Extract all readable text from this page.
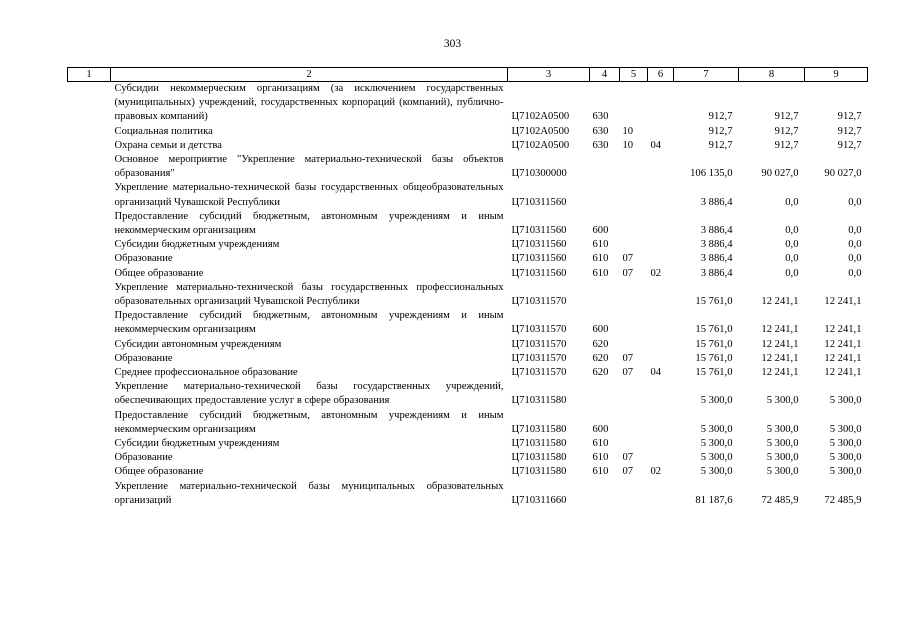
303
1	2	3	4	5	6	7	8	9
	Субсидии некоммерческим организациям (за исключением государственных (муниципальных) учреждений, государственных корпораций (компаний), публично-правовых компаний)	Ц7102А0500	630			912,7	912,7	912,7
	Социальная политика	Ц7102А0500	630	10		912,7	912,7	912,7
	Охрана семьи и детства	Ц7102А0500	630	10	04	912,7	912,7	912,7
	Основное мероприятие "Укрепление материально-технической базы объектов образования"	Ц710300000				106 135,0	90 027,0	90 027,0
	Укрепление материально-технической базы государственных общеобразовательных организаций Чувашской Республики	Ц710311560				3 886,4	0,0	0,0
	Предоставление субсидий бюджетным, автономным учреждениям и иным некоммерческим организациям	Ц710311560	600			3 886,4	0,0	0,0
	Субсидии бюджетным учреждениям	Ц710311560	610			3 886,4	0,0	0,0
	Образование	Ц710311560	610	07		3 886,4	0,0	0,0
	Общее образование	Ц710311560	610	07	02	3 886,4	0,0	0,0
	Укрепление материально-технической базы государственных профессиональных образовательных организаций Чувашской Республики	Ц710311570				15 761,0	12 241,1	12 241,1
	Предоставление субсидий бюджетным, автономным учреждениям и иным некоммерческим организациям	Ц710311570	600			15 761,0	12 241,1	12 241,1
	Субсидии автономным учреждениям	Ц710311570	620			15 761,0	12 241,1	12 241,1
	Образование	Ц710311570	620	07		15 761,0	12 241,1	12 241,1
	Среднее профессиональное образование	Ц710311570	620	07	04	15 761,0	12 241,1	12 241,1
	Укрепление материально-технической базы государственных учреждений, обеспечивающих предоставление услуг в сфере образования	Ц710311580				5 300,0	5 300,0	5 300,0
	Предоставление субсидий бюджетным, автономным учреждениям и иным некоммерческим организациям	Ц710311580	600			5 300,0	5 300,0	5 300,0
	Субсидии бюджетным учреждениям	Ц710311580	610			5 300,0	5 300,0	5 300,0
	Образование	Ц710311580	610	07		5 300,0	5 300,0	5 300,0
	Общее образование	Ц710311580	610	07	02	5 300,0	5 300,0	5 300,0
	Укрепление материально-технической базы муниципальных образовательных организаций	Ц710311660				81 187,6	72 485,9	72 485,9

________________________

- WORK TO COMPLETE:
Copy the entries exactly. Leave out the images.

- ANSWER FOR THIS EXERCISE:
Extract all readable text from this page.
303
1	2	3	4	5	6	7	8	9
	Субсидии некоммерческим организациям (за исключением государственных (муниципальных) учреждений, государственных корпораций (компаний), публично-правовых компаний)	Ц7102А0500	630			912,7	912,7	912,7
	Социальная политика	Ц7102А0500	630	10		912,7	912,7	912,7
	Охрана семьи и детства	Ц7102А0500	630	10	04	912,7	912,7	912,7
	Основное мероприятие "Укрепление материально-технической базы объектов образования"	Ц710300000				106 135,0	90 027,0	90 027,0
	Укрепление материально-технической базы государственных общеобразовательных организаций Чувашской Республики	Ц710311560				3 886,4	0,0	0,0
	Предоставление субсидий бюджетным, автономным учреждениям и иным некоммерческим организациям	Ц710311560	600			3 886,4	0,0	0,0
	Субсидии бюджетным учреждениям	Ц710311560	610			3 886,4	0,0	0,0
	Образование	Ц710311560	610	07		3 886,4	0,0	0,0
	Общее образование	Ц710311560	610	07	02	3 886,4	0,0	0,0
	Укрепление материально-технической базы государственных профессиональных образовательных организаций Чувашской Республики	Ц710311570				15 761,0	12 241,1	12 241,1
	Предоставление субсидий бюджетным, автономным учреждениям и иным некоммерческим организациям	Ц710311570	600			15 761,0	12 241,1	12 241,1
	Субсидии автономным учреждениям	Ц710311570	620			15 761,0	12 241,1	12 241,1
	Образование	Ц710311570	620	07		15 761,0	12 241,1	12 241,1
	Среднее профессиональное образование	Ц710311570	620	07	04	15 761,0	12 241,1	12 241,1
	Укрепление материально-технической базы государственных учреждений, обеспечивающих предоставление услуг в сфере образования	Ц710311580				5 300,0	5 300,0	5 300,0
	Предоставление субсидий бюджетным, автономным учреждениям и иным некоммерческим организациям	Ц710311580	600			5 300,0	5 300,0	5 300,0
	Субсидии бюджетным учреждениям	Ц710311580	610			5 300,0	5 300,0	5 300,0
	Образование	Ц710311580	610	07		5 300,0	5 300,0	5 300,0
	Общее образование	Ц710311580	610	07	02	5 300,0	5 300,0	5 300,0
	Укрепление материально-технической базы муниципальных образовательных организаций	Ц710311660				81 187,6	72 485,9	72 485,9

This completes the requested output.